Look for "JSON" in each line of the entries, and return the matching lines.
<<<<
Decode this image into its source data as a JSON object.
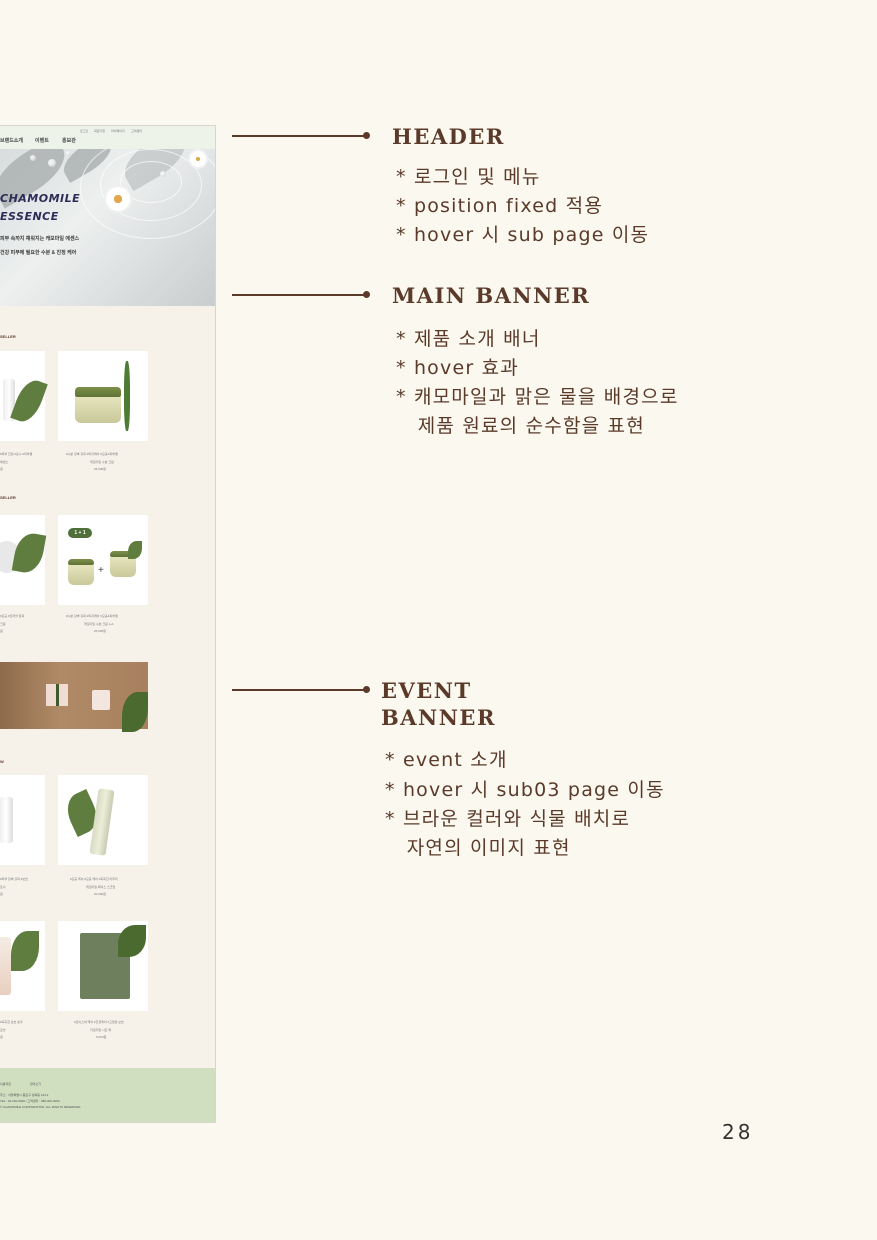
{
  "mockup": {
    "util_links": [
      "로그인",
      "회원가입",
      "마이페이지",
      "고객센터"
    ],
    "nav": [
      "브랜드소개",
      "이벤트",
      "홍보관"
    ],
    "banner": {
      "title_line1": "CHAMOMILE",
      "title_line2": "ESSENCE",
      "sub1": "피부 속까지 채워지는 캐모마일 에센스",
      "sub2": "건강 피부에 필요한 수분 & 진정 케어"
    },
    "section1_label": "SELLER",
    "section2_label": "SELLER",
    "section3_label": "W",
    "promo_badge": "1 + 1",
    "products": [
      {
        "name": "#수분 장벽 강화 #피지케어 #모공&피부결",
        "desc": "캐모마일 수분 크림",
        "price": "25,000원"
      },
      {
        "name": "#수분 장벽 강화 #피지케어 #모공&피부결",
        "desc": "캐모마일 수분 크림 1+1",
        "price": "25,000원"
      },
      {
        "name": "#모공 케어 #모공 케어 #촉촉한 마무리",
        "desc": "캐모마일 페이스 스크럽",
        "price": "20,000원"
      },
      {
        "name": "#모이스쳐 케어 #진정케어 #고영양 보습",
        "desc": "카모마일 시트 팩",
        "price": "5,000원"
      }
    ],
    "left_captions": [
      {
        "name": "#피부 진정 #흡수 #피부결",
        "desc": "에센스",
        "price": "원"
      },
      {
        "name": "#모공 #트러블 완화",
        "desc": "크림",
        "price": "원"
      },
      {
        "name": "#피부 장벽 강화 #보습",
        "desc": "토너",
        "price": "원"
      },
      {
        "name": "#촉촉한 보습 효과",
        "desc": "로션",
        "price": "원"
      }
    ],
    "footer_links": [
      "이용약관",
      "찾아오기"
    ],
    "footer_lines": [
      "주소 : 서울특별시 종로구 성북동 123-1",
      "TEL : 02-000-0000 / 고객센터 : 080-000-0000",
      "© CHAMOMILE CORPORATION. ALL RIGHTS RESERVED."
    ]
  },
  "annotations": {
    "header": {
      "title": "HEADER",
      "bullets": [
        "* 로그인 및 메뉴",
        "*  position fixed 적용",
        "*  hover 시 sub page 이동"
      ]
    },
    "main_banner": {
      "title": "MAIN BANNER",
      "bullets": [
        "* 제품 소개 배너",
        "*  hover 효과",
        "* 캐모마일과 맑은 물을 배경으로",
        "   제품 원료의 순수함을 표현"
      ]
    },
    "event_banner": {
      "title_line1": "EVENT",
      "title_line2": "BANNER",
      "bullets": [
        "*  event 소개",
        "*  hover 시 sub03 page 이동",
        "* 브라운 컬러와 식물 배치로",
        "   자연의 이미지 표현"
      ]
    }
  },
  "page_number": "28",
  "colors": {
    "accent": "#5b3a2a",
    "background": "#faf8ef",
    "footer_green": "#cfdfc0",
    "header_green": "#eef3ea"
  }
}
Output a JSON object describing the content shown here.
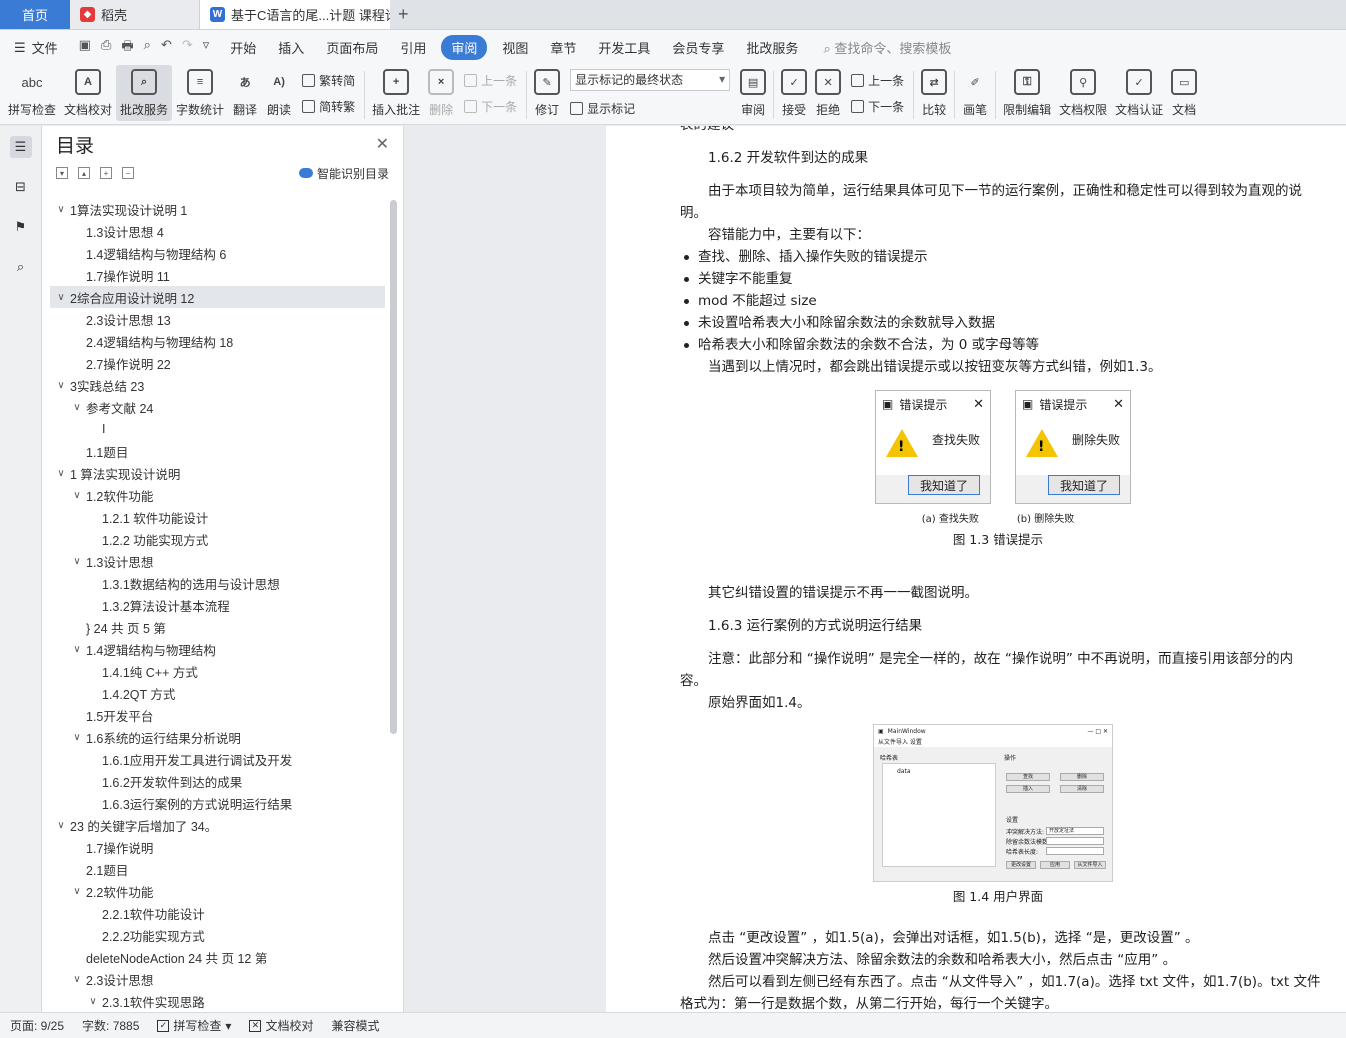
{
  "tabs": {
    "home": "首页",
    "daoke": "稻壳",
    "doc": "基于C语言的尾...计题 课程论文",
    "add": "+"
  },
  "menubar": {
    "file": "文件",
    "items": [
      "开始",
      "插入",
      "页面布局",
      "引用",
      "审阅",
      "视图",
      "章节",
      "开发工具",
      "会员专享",
      "批改服务"
    ],
    "active": "审阅",
    "search": "查找命令、搜索模板"
  },
  "ribbon": {
    "spell": "拼写检查",
    "spell_icon_text": "abc",
    "proof": "文档校对",
    "review_service": "批改服务",
    "wordcount": "字数统计",
    "translate": "翻译",
    "read": "朗读",
    "trad": "繁转简",
    "simp": "简转繁",
    "insert_comment": "插入批注",
    "delete": "删除",
    "prev_c": "上一条",
    "next_c": "下一条",
    "revise": "修订",
    "markup_select": "显示标记的最终状态",
    "show_markup": "显示标记",
    "review": "审阅",
    "accept": "接受",
    "reject": "拒绝",
    "prev": "上一条",
    "next": "下一条",
    "compare": "比较",
    "pen": "画笔",
    "restrict": "限制编辑",
    "permission": "文档权限",
    "certify": "文档认证",
    "more": "文档"
  },
  "toc": {
    "title": "目录",
    "smart": "智能识别目录",
    "items": [
      {
        "t": "1算法实现设计说明  1",
        "l": 0,
        "c": "v"
      },
      {
        "t": "1.3设计思想  4",
        "l": 1,
        "c": ""
      },
      {
        "t": "1.4逻辑结构与物理结构  6",
        "l": 1,
        "c": ""
      },
      {
        "t": "1.7操作说明  11",
        "l": 1,
        "c": ""
      },
      {
        "t": "2综合应用设计说明  12",
        "l": 0,
        "c": "v",
        "sel": true
      },
      {
        "t": "2.3设计思想  13",
        "l": 1,
        "c": ""
      },
      {
        "t": "2.4逻辑结构与物理结构  18",
        "l": 1,
        "c": ""
      },
      {
        "t": "2.7操作说明  22",
        "l": 1,
        "c": ""
      },
      {
        "t": "3实践总结  23",
        "l": 0,
        "c": "v"
      },
      {
        "t": "参考文献  24",
        "l": 1,
        "c": "v"
      },
      {
        "t": "I",
        "l": 2,
        "c": ""
      },
      {
        "t": "1.1题目",
        "l": 1,
        "c": ""
      },
      {
        "t": "1 算法实现设计说明",
        "l": 0,
        "c": "v"
      },
      {
        "t": "1.2软件功能",
        "l": 1,
        "c": "v"
      },
      {
        "t": "1.2.1 软件功能设计",
        "l": 2,
        "c": ""
      },
      {
        "t": "1.2.2 功能实现方式",
        "l": 2,
        "c": ""
      },
      {
        "t": "1.3设计思想",
        "l": 1,
        "c": "v"
      },
      {
        "t": "1.3.1数据结构的选用与设计思想",
        "l": 2,
        "c": ""
      },
      {
        "t": "1.3.2算法设计基本流程",
        "l": 2,
        "c": ""
      },
      {
        "t": "}  24  共  页 5 第",
        "l": 1,
        "c": ""
      },
      {
        "t": "1.4逻辑结构与物理结构",
        "l": 1,
        "c": "v"
      },
      {
        "t": "1.4.1纯 C++ 方式",
        "l": 2,
        "c": ""
      },
      {
        "t": "1.4.2QT 方式",
        "l": 2,
        "c": ""
      },
      {
        "t": "1.5开发平台",
        "l": 1,
        "c": ""
      },
      {
        "t": "1.6系统的运行结果分析说明",
        "l": 1,
        "c": "v"
      },
      {
        "t": "1.6.1应用开发工具进行调试及开发",
        "l": 2,
        "c": ""
      },
      {
        "t": "1.6.2开发软件到达的成果",
        "l": 2,
        "c": ""
      },
      {
        "t": "1.6.3运行案例的方式说明运行结果",
        "l": 2,
        "c": ""
      },
      {
        "t": "23 的关键字后增加了 34。",
        "l": 0,
        "c": "v"
      },
      {
        "t": "1.7操作说明",
        "l": 1,
        "c": ""
      },
      {
        "t": "2.1题目",
        "l": 1,
        "c": ""
      },
      {
        "t": "2.2软件功能",
        "l": 1,
        "c": "v"
      },
      {
        "t": "2.2.1软件功能设计",
        "l": 2,
        "c": ""
      },
      {
        "t": "2.2.2功能实现方式",
        "l": 2,
        "c": ""
      },
      {
        "t": "deleteNodeAction  24  共  页 12 第",
        "l": 1,
        "c": ""
      },
      {
        "t": "2.3设计思想",
        "l": 1,
        "c": "v"
      },
      {
        "t": "2.3.1软件实现思路",
        "l": 2,
        "c": "v"
      }
    ]
  },
  "doc": {
    "top_cut": "表的建议",
    "h162": "1.6.2 开发软件到达的成果",
    "p1": "由于本项目较为简单，运行结果具体可见下一节的运行案例，正确性和稳定性可以得到较为直观的说",
    "p1b": "明。",
    "p2": "容错能力中，主要有以下：",
    "bullets": [
      "查找、删除、插入操作失败的错误提示",
      "关键字不能重复",
      "mod 不能超过  size",
      "未设置哈希表大小和除留余数法的余数就导入数据",
      "哈希表大小和除留余数法的余数不合法，为  0 或字母等等"
    ],
    "p3": "当遇到以上情况时，都会跳出错误提示或以按钮变灰等方式纠错，例如1.3。",
    "dlg1": {
      "title": "错误提示",
      "msg": "查找失败",
      "btn": "我知道了",
      "sub": "(a)  查找失败"
    },
    "dlg2": {
      "title": "错误提示",
      "msg": "删除失败",
      "btn": "我知道了",
      "sub": "(b)  删除失败"
    },
    "cap13": "图  1.3 错误提示",
    "p4": "其它纠错设置的错误提示不再一一截图说明。",
    "h163": "1.6.3 运行案例的方式说明运行结果",
    "p5": "注意：此部分和 “操作说明” 是完全一样的，故在 “操作说明” 中不再说明，而直接引用该部分的内",
    "p5b": "容。",
    "p6": "原始界面如1.4。",
    "mw": {
      "title": "MainWindow",
      "menu": "从文件导入  设置",
      "left_label": "哈希表",
      "list_item": "data",
      "ops": "操作",
      "find": "查找",
      "del": "删除",
      "ins": "插入",
      "clear": "清除",
      "settings": "设置",
      "l1": "冲突解决方法:",
      "l1v": "开放定址法",
      "l2": "除留余数法模数:",
      "l3": "哈希表长度:",
      "b1": "更改设置",
      "b2": "应用",
      "b3": "从文件导入"
    },
    "cap14": "图  1.4 用户界面",
    "p7": "点击 “更改设置” ，如1.5(a)，会弹出对话框，如1.5(b)，选择 “是，更改设置” 。",
    "p8": "然后设置冲突解决方法、除留余数法的余数和哈希表大小，然后点击 “应用” 。",
    "p9": "然后可以看到左侧已经有东西了。点击 “从文件导入” ，如1.7(a)。选择  txt 文件，如1.7(b)。txt 文件",
    "p10": "格式为：第一行是数据个数，从第二行开始，每行一个关键字。"
  },
  "status": {
    "page": "页面: 9/25",
    "words": "字数: 7885",
    "spell": "拼写检查",
    "proof": "文档校对",
    "compat": "兼容模式"
  }
}
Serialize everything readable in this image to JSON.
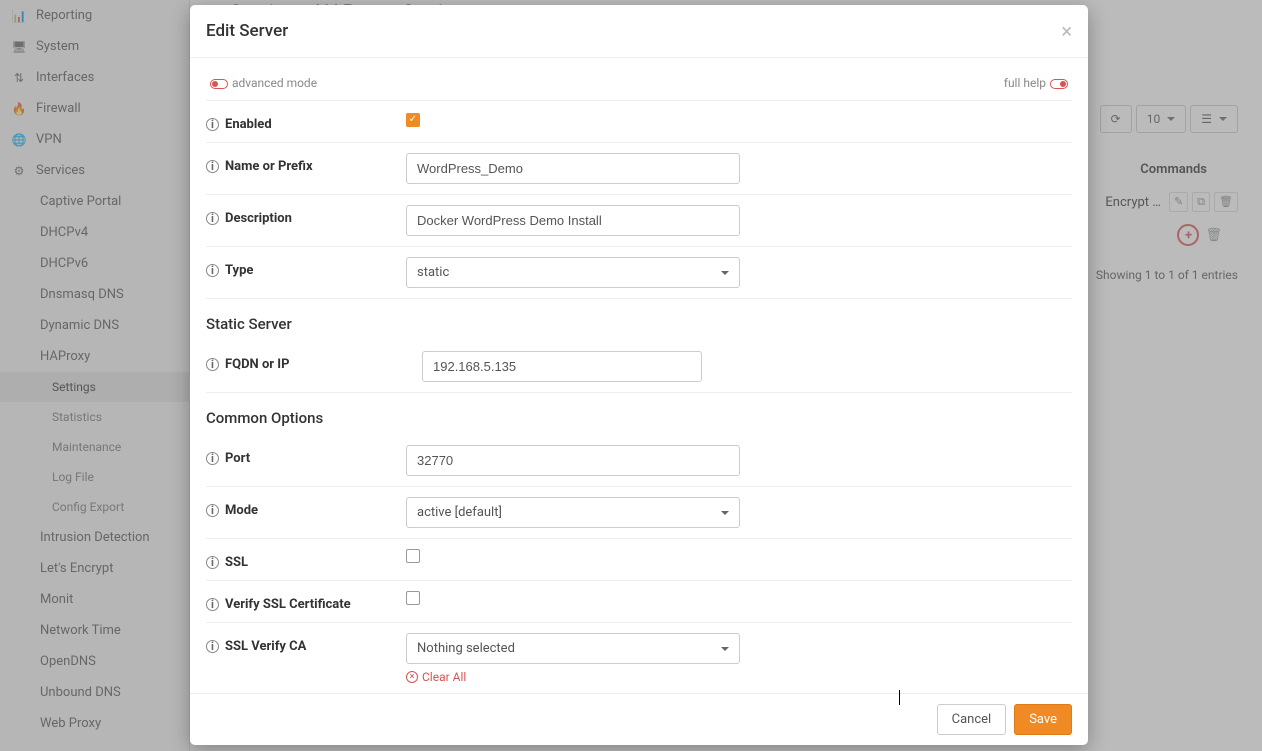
{
  "page_title": "Services: HAProxy: Settings",
  "sidebar": {
    "top": [
      {
        "icon": "📊",
        "label": "Reporting"
      },
      {
        "icon": "🖥",
        "label": "System"
      },
      {
        "icon": "⇅",
        "label": "Interfaces"
      },
      {
        "icon": "🔥",
        "label": "Firewall"
      },
      {
        "icon": "🌐",
        "label": "VPN"
      },
      {
        "icon": "⚙",
        "label": "Services"
      }
    ],
    "services": [
      "Captive Portal",
      "DHCPv4",
      "DHCPv6",
      "Dnsmasq DNS",
      "Dynamic DNS",
      "HAProxy"
    ],
    "haproxy_sub": [
      {
        "label": "Settings",
        "active": true
      },
      {
        "label": "Statistics",
        "active": false
      },
      {
        "label": "Maintenance",
        "active": false
      },
      {
        "label": "Log File",
        "active": false
      },
      {
        "label": "Config Export",
        "active": false
      }
    ],
    "services_rest": [
      "Intrusion Detection",
      "Let's Encrypt",
      "Monit",
      "Network Time",
      "OpenDNS",
      "Unbound DNS",
      "Web Proxy"
    ]
  },
  "toolbar": {
    "page_size": "10"
  },
  "table": {
    "col_commands": "Commands",
    "row_text": "Encrypt …",
    "entries": "Showing 1 to 1 of 1 entries"
  },
  "modal": {
    "title": "Edit Server",
    "advanced": "advanced mode",
    "full_help": "full help",
    "enabled_label": "Enabled",
    "enabled": true,
    "name_label": "Name or Prefix",
    "name_value": "WordPress_Demo",
    "desc_label": "Description",
    "desc_value": "Docker WordPress Demo Install",
    "type_label": "Type",
    "type_value": "static",
    "static_section": "Static Server",
    "fqdn_label": "FQDN or IP",
    "fqdn_value": "192.168.5.135",
    "common_section": "Common Options",
    "port_label": "Port",
    "port_value": "32770",
    "mode_label": "Mode",
    "mode_value": "active [default]",
    "ssl_label": "SSL",
    "ssl_checked": false,
    "verify_label": "Verify SSL Certificate",
    "verify_checked": false,
    "ca_label": "SSL Verify CA",
    "ca_value": "Nothing selected",
    "clear_all": "Clear All",
    "cancel": "Cancel",
    "save": "Save"
  }
}
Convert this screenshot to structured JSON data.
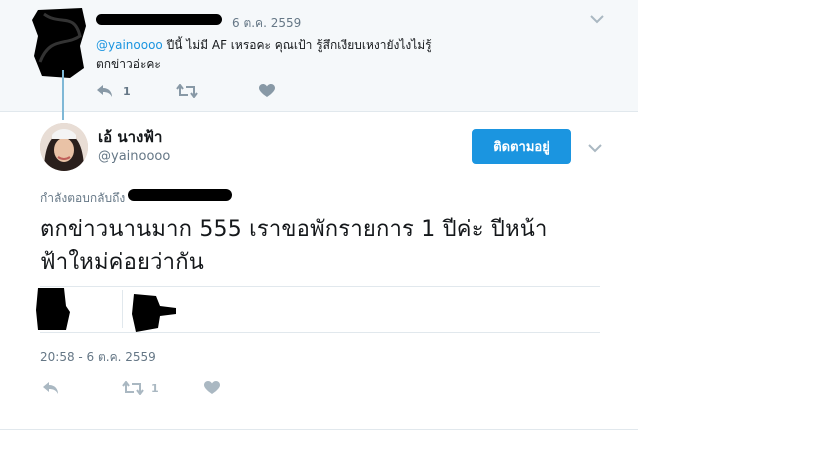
{
  "parent_tweet": {
    "date": "6 ต.ค. 2559",
    "mention": "@yainoooo",
    "text_line1": " ปีนี้ ไม่มี AF เหรอคะ คุณเป้า  รู้สึกเงียบเหงายังไงไม่รู้",
    "text_line2": "ตกข่าวอ่ะคะ",
    "reply_count": "1",
    "retweet_count": "",
    "like_count": ""
  },
  "main_tweet": {
    "display_name": "เอ้ นางฟ้า",
    "handle": "@yainoooo",
    "follow_label": "ติดตามอยู่",
    "replying_to_label": "กำลังตอบกลับถึง",
    "text": "ตกข่าวนานมาก 555 เราขอพักรายการ 1 ปีค่ะ ปีหน้าฟ้าใหม่ค่อยว่ากัน",
    "timestamp": "20:58 - 6 ต.ค. 2559",
    "reply_count": "",
    "retweet_count": "1",
    "like_count": ""
  },
  "colors": {
    "accent": "#1b95e0",
    "muted": "#657786",
    "icon": "#aab8c2",
    "parent_bg": "#f5f8fa"
  },
  "icons": [
    "chevron-down-icon",
    "reply-icon",
    "retweet-icon",
    "heart-icon"
  ]
}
>>>>
◆ Reply:
Decode this image into its source data as a JSON object.
Output a JSON object describing the content shown here.
Serialize everything readable in this image to JSON.
Convert this screenshot to structured JSON data.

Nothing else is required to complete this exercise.